Skip every picture, and copy exactly the lines from the one containing "Transcribe the text in this document." to the end of the data.
-- begin --
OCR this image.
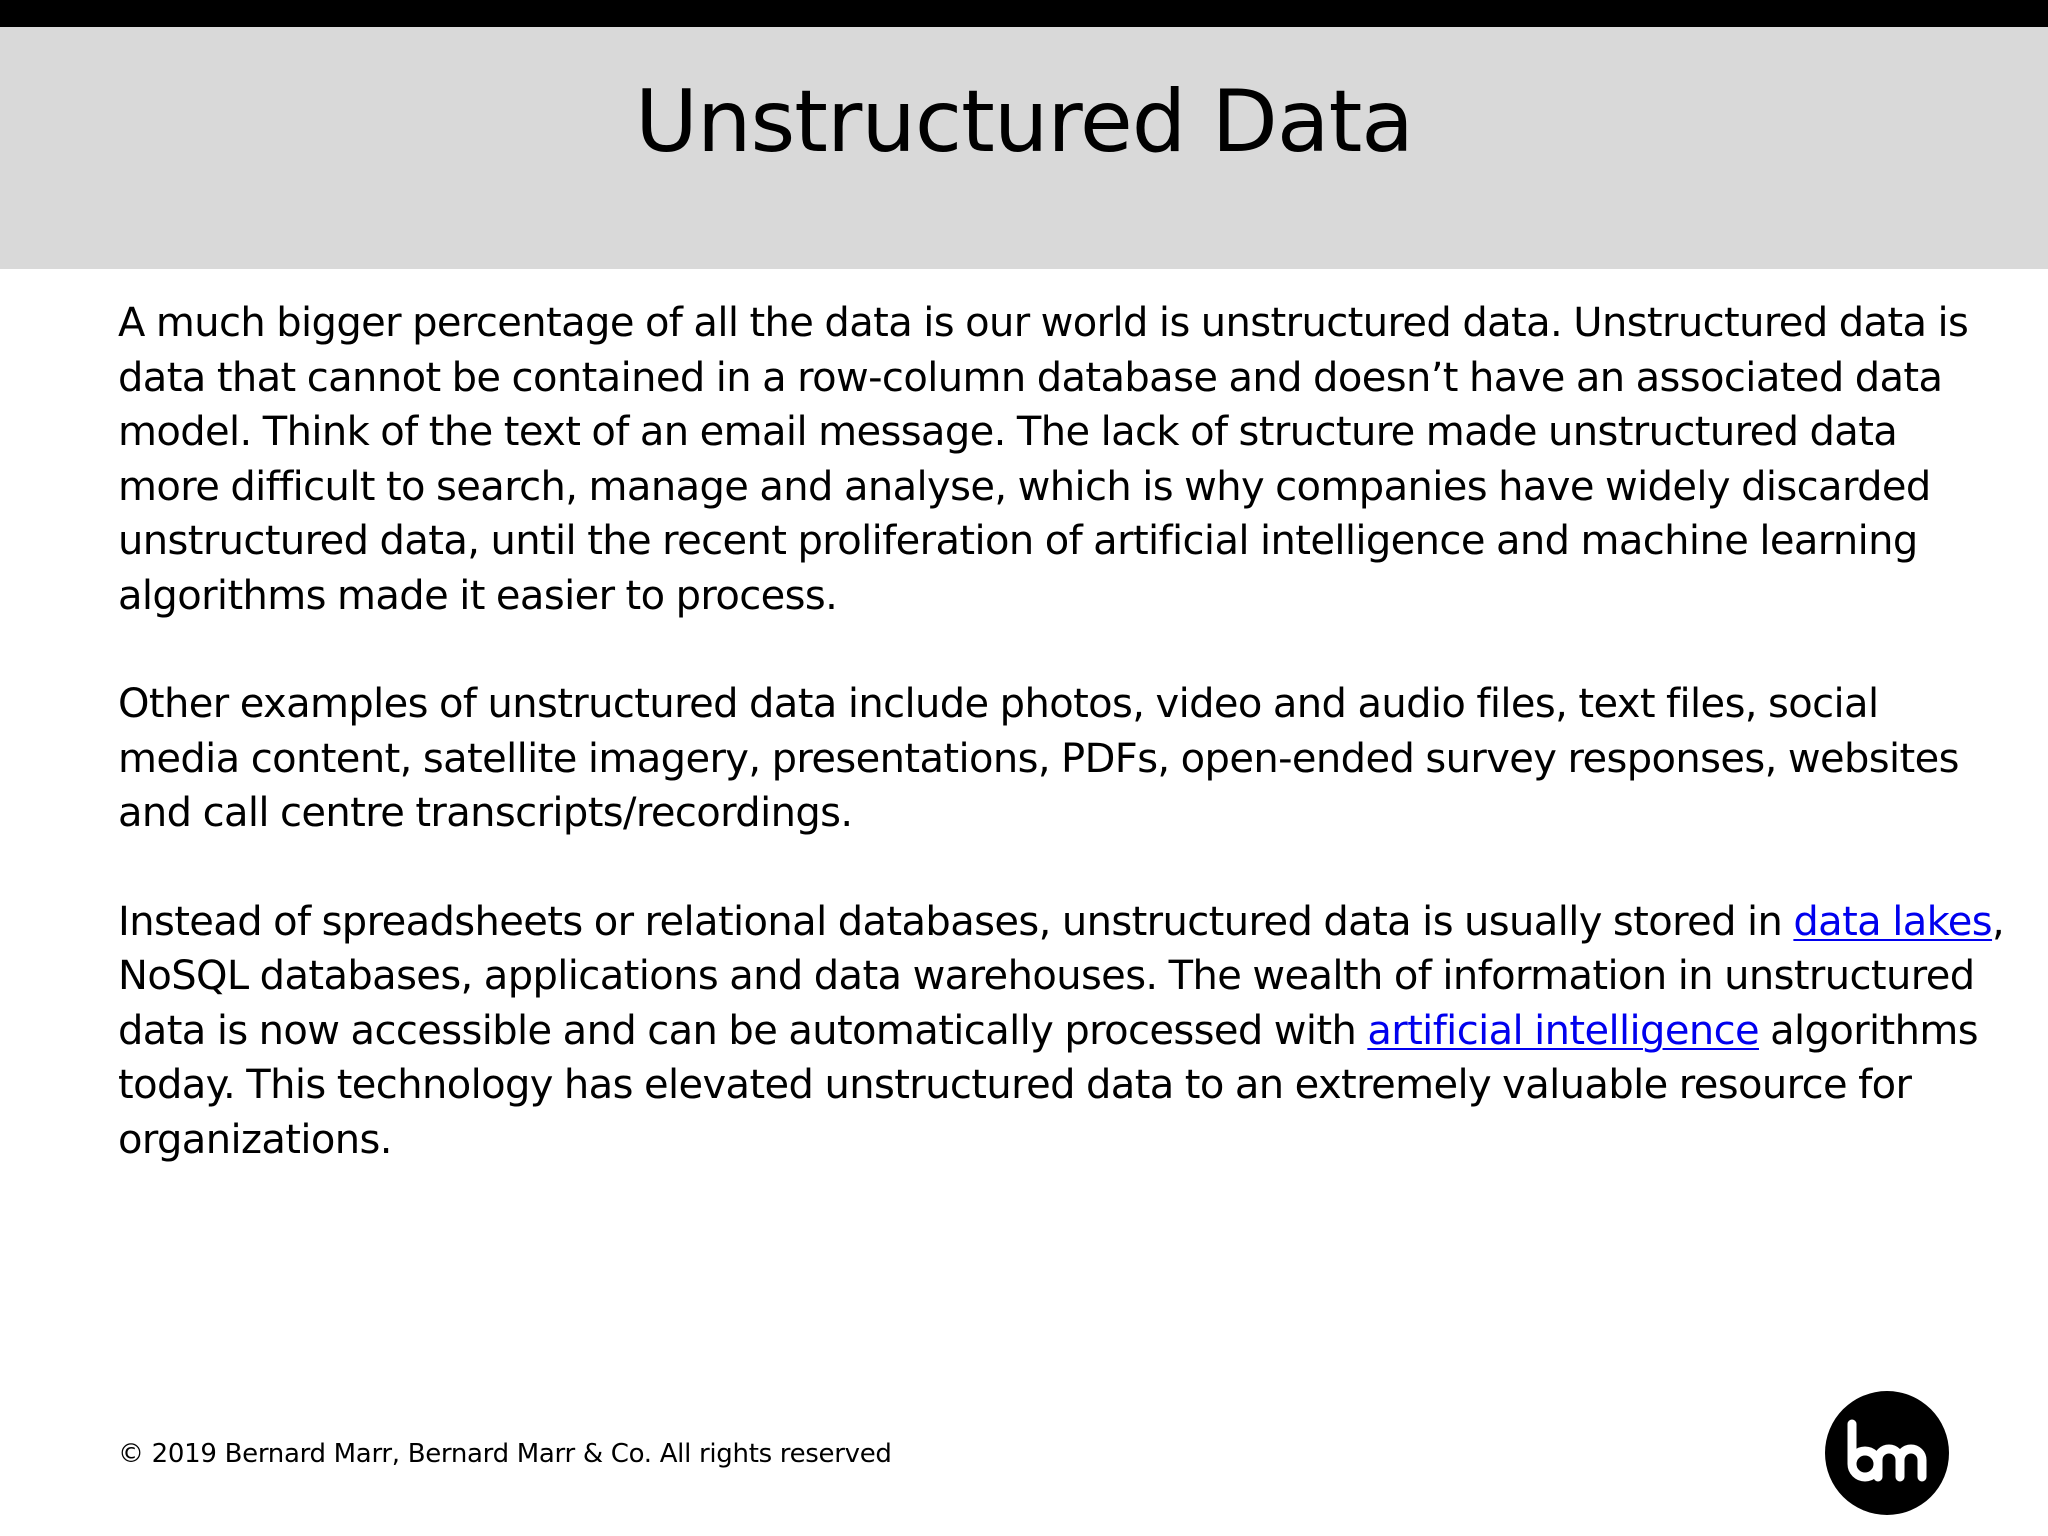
Unstructured Data

A much bigger percentage of all the data is our world is unstructured data. Unstructured data is data that cannot be contained in a row-column database and doesn’t have an associated data model. Think of the text of an email message. The lack of structure made unstructured data more difficult to search, manage and analyse, which is why companies have widely discarded unstructured data, until the recent proliferation of artificial intelligence and machine learning algorithms made it easier to process.

Other examples of unstructured data include photos, video and audio files, text files, social media content, satellite imagery, presentations, PDFs, open-ended survey responses, websites and call centre transcripts/recordings.

Instead of spreadsheets or relational databases, unstructured data is usually stored in data lakes, NoSQL databases, applications and data warehouses. The wealth of information in unstructured data is now accessible and can be automatically processed with artificial intelligence algorithms today. This technology has elevated unstructured data to an extremely valuable resource for organizations.

© 2019 Bernard Marr, Bernard Marr & Co. All rights reserved
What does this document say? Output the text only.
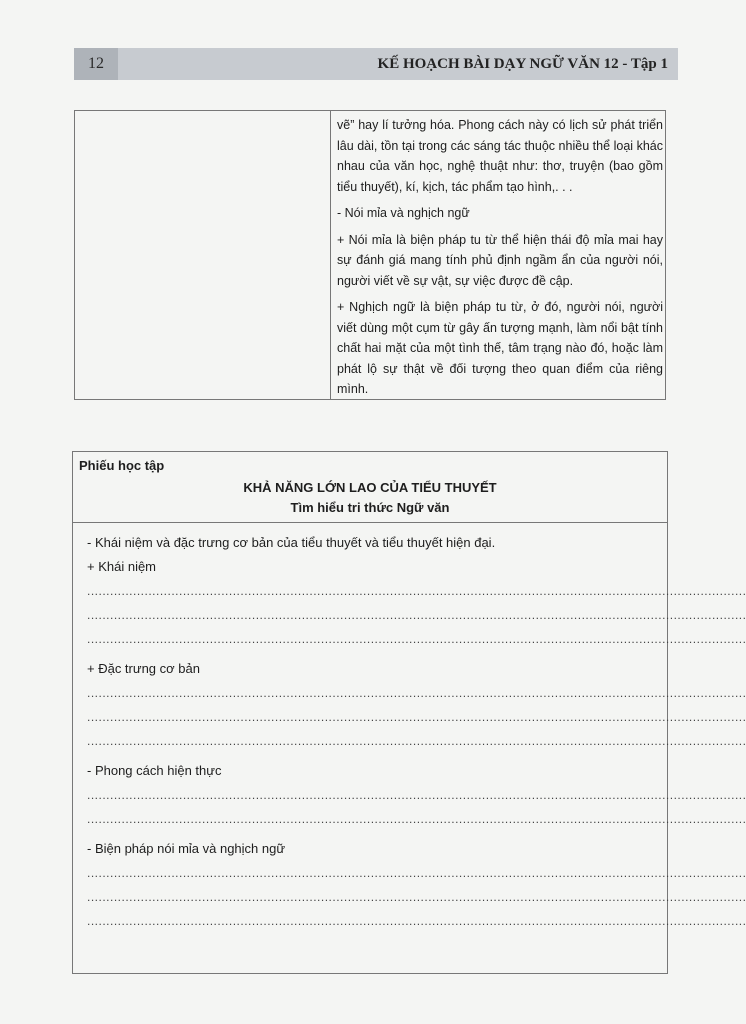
12	KẾ HOẠCH BÀI DẠY NGỮ VĂN 12 - Tập 1

vẽ” hay lí tưởng hóa. Phong cách này có lịch sử phát triển lâu dài, tồn tại trong các sáng tác thuộc nhiều thể loại khác nhau của văn học, nghệ thuật như: thơ, truyện (bao gồm tiểu thuyết), kí, kịch, tác phẩm tạo hình,. . .

- Nói mỉa và nghịch ngữ

+ Nói mỉa là biện pháp tu từ thể hiện thái độ mỉa mai hay sự đánh giá mang tính phủ định ngầm ẩn của người nói, người viết về sự vật, sự việc được đề cập.

+ Nghịch ngữ là biện pháp tu từ, ở đó, người nói, người viết dùng một cụm từ gây ấn tượng mạnh, làm nổi bật tính chất hai mặt của một tình thế, tâm trạng nào đó, hoặc làm phát lộ sự thật về đối tượng theo quan điểm của riêng mình.

Phiếu học tập
KHẢ NĂNG LỚN LAO CỦA TIỂU THUYẾT
Tìm hiểu tri thức Ngữ văn
- Khái niệm và đặc trưng cơ bản của tiểu thuyết và tiểu thuyết hiện đại.
+ Khái niệm
............................................................................................................................................................................
............................................................................................................................................................................
............................................................................................................................................................................
+ Đặc trưng cơ bản
............................................................................................................................................................................
............................................................................................................................................................................
............................................................................................................................................................................
- Phong cách hiện thực
............................................................................................................................................................................
............................................................................................................................................................................
- Biện pháp nói mỉa và nghịch ngữ
............................................................................................................................................................................
............................................................................................................................................................................
............................................................................................................................................................................
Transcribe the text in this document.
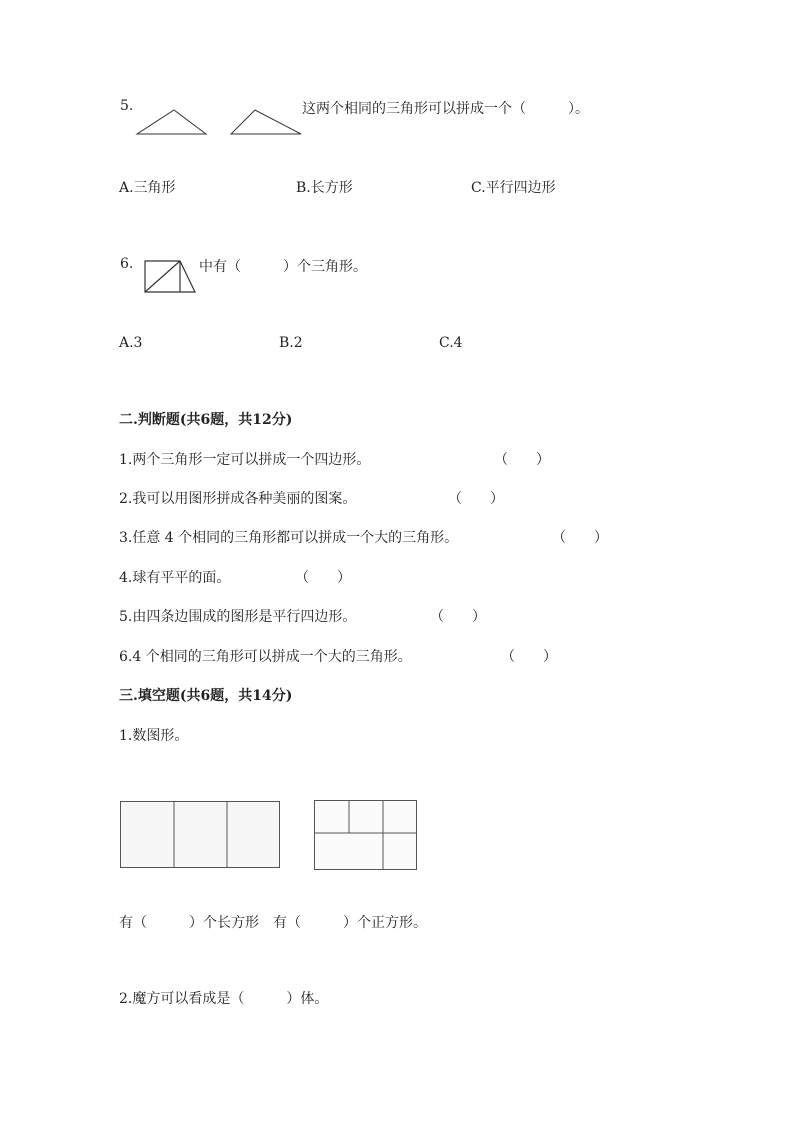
5.	这两个相同的三角形可以拼成一个（　　　）。
A.三角形	B.长方形	C.平行四边形
6.	中有（　　　）个三角形。
A.3	B.2	C.4
二.判断题(共6题，共12分)
1.两个三角形一定可以拼成一个四边形。	（　　）
2.我可以用图形拼成各种美丽的图案。	（　　）
3.任意 4 个相同的三角形都可以拼成一个大的三角形。	（　　）
4.球有平平的面。	（　　）
5.由四条边围成的图形是平行四边形。	（　　）
6.4 个相同的三角形可以拼成一个大的三角形。	（　　）
三.填空题(共6题，共14分)
1.数图形。
有（　　　）个长方形　有（　　　）个正方形。
2.魔方可以看成是（　　　）体。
-- end --
Solution.
Transcribe the text in this document.
5.	这两个相同的三角形可以拼成一个（　　　）。
A.三角形	B.长方形	C.平行四边形
6.	中有（　　　）个三角形。
A.3	B.2	C.4
二.判断题(共6题，共12分)
1.两个三角形一定可以拼成一个四边形。	（　　）
2.我可以用图形拼成各种美丽的图案。	（　　）
3.任意 4 个相同的三角形都可以拼成一个大的三角形。	（　　）
4.球有平平的面。	（　　）
5.由四条边围成的图形是平行四边形。	（　　）
6.4 个相同的三角形可以拼成一个大的三角形。	（　　）
三.填空题(共6题，共14分)
1.数图形。
有（　　　）个长方形　有（　　　）个正方形。
2.魔方可以看成是（　　　）体。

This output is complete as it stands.